TASK PROMPT =>
Leave out any pictures and transcribe all other data below exactly.

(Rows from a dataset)
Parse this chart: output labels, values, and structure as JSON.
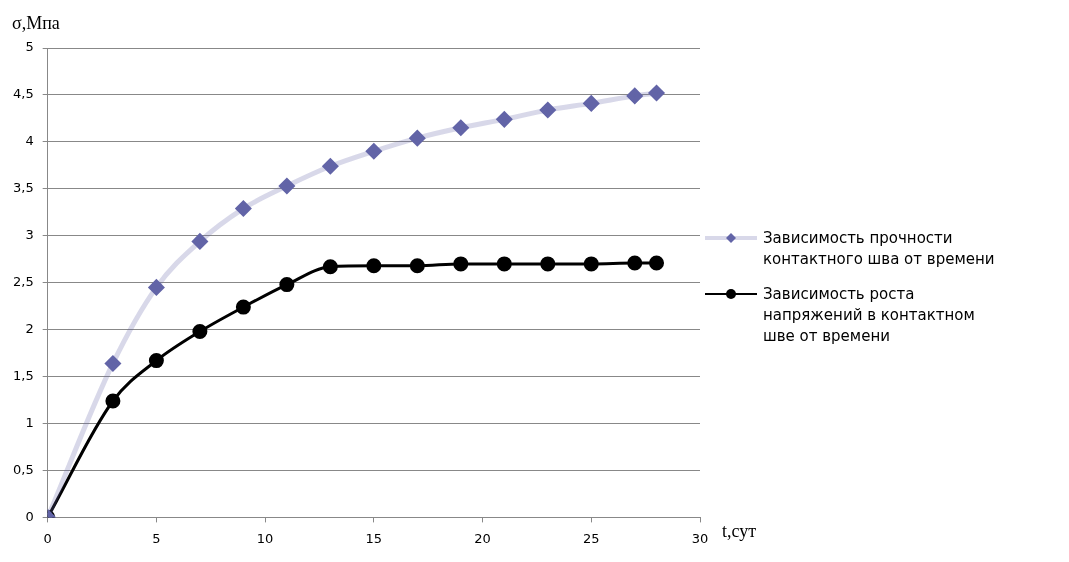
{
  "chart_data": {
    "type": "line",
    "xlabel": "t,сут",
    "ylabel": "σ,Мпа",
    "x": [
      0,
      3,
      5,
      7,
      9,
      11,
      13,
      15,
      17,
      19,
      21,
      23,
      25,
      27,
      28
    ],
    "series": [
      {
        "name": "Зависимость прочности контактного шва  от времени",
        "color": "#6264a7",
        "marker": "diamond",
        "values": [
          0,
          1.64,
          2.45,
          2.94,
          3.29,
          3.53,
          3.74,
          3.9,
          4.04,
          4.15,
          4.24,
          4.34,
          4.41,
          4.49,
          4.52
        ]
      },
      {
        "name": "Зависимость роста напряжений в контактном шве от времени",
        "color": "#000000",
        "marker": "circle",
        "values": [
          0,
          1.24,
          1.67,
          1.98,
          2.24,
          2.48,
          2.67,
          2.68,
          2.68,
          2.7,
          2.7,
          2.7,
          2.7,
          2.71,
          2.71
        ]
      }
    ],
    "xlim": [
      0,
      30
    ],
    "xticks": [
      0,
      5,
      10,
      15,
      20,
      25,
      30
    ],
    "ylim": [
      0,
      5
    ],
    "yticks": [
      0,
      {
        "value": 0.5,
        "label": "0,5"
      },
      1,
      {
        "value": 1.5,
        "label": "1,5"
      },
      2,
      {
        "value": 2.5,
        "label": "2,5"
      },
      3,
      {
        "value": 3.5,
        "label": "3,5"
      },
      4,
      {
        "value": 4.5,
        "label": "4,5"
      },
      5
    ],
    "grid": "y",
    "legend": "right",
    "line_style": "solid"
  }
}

CORRECT ANSWER =>
Parse this chart: output labels, values, and structure as JSON.
{
  "chart_data": {
    "type": "line",
    "xlabel": "t,сут",
    "ylabel": "σ,Мпа",
    "x": [
      0,
      3,
      5,
      7,
      9,
      11,
      13,
      15,
      17,
      19,
      21,
      23,
      25,
      27,
      28
    ],
    "series": [
      {
        "name": "Зависимость прочности контактного шва  от времени",
        "color": "#6264a7",
        "marker": "diamond",
        "values": [
          0,
          1.64,
          2.45,
          2.94,
          3.29,
          3.53,
          3.74,
          3.9,
          4.04,
          4.15,
          4.24,
          4.34,
          4.41,
          4.49,
          4.52
        ]
      },
      {
        "name": "Зависимость роста напряжений в контактном шве от времени",
        "color": "#000000",
        "marker": "circle",
        "values": [
          0,
          1.24,
          1.67,
          1.98,
          2.24,
          2.48,
          2.67,
          2.68,
          2.68,
          2.7,
          2.7,
          2.7,
          2.7,
          2.71,
          2.71
        ]
      }
    ],
    "xlim": [
      0,
      30
    ],
    "xticks": [
      0,
      5,
      10,
      15,
      20,
      25,
      30
    ],
    "ylim": [
      0,
      5
    ],
    "yticks": [
      0,
      {
        "value": 0.5,
        "label": "0,5"
      },
      1,
      {
        "value": 1.5,
        "label": "1,5"
      },
      2,
      {
        "value": 2.5,
        "label": "2,5"
      },
      3,
      {
        "value": 3.5,
        "label": "3,5"
      },
      4,
      {
        "value": 4.5,
        "label": "4,5"
      },
      5
    ],
    "grid": "y",
    "legend": "right",
    "line_style": "solid"
  }
}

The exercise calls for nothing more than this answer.